_Goal_
Copy out every line in the entries below that includes "TECH".

[Items listed in a dataset]
____

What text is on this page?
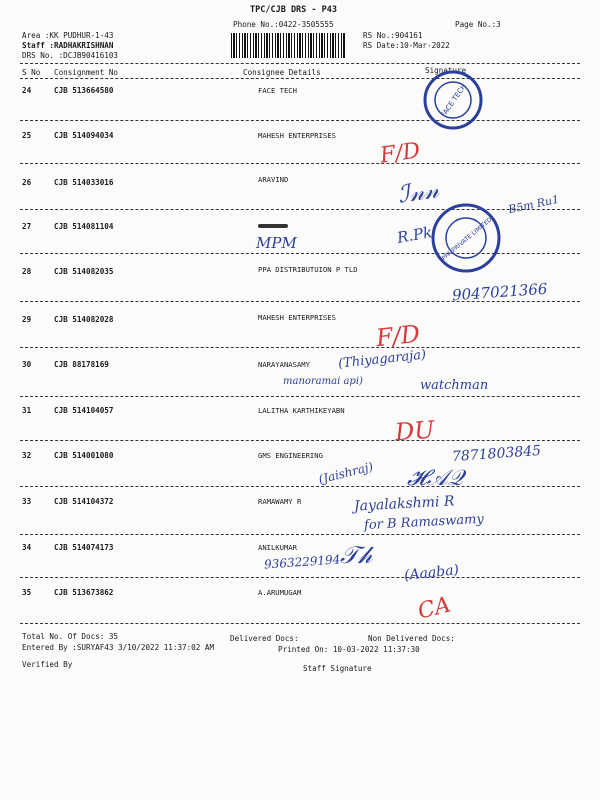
TPC/CJB DRS - P43
Phone No.:0422-3505555	Page No.:3
Area :KK PUDHUR-1-43
Staff :RADHAKRISHNAN
DRS No. :DCJB90416103
RS No.:904161
RS Date:10-Mar-2022
S No Consignment No	Consignee Details	Signature
24	CJB 513664580	FACE TECH
25	CJB 514094034	MAHESH ENTERPRISES
26	CJB 514033016	ARAVIND
27	CJB 514081104
28	CJB 514082035	PPA DISTRIBUTUION P TLD
29	CJB 514082028	MAHESH ENTERPRISES
30	CJB 88178169	NARAYANASAMY
31	CJB 514104057	LALITHA KARTHIKEYABN
32	CJB 514001080	GMS ENGINEERING
33	CJB 514104372	RAMAWAMY R
34	CJB 514074173	ANILKUMAR
35	CJB 513673862	A.ARUMUGAM
FACE TECH
PPA PRIVATE LIMITED
F/D
ℐ𝓃𝓃
MPM	R.Pk
B5m Ru1
9047021366
F/D
(Thiyagaraja)
manoramai api)	watchman
DU
7871803845
(Jaishraj) 𝓗𝒜𝒬
Jayalakshmi R
for B Ramaswamy
9363229194 𝒯𝒽
(Aaaba)
CA
Total No. Of Docs: 35	Delivered Docs:	Non Delivered Docs:
Entered By :SURYAF43 3/10/2022 11:37:02 AM	Printed On: 10-03-2022 11:37:30
Verified By	Staff Signature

____

_The completed task_
24	CJB 513664580	FACE TECH
FACE TECH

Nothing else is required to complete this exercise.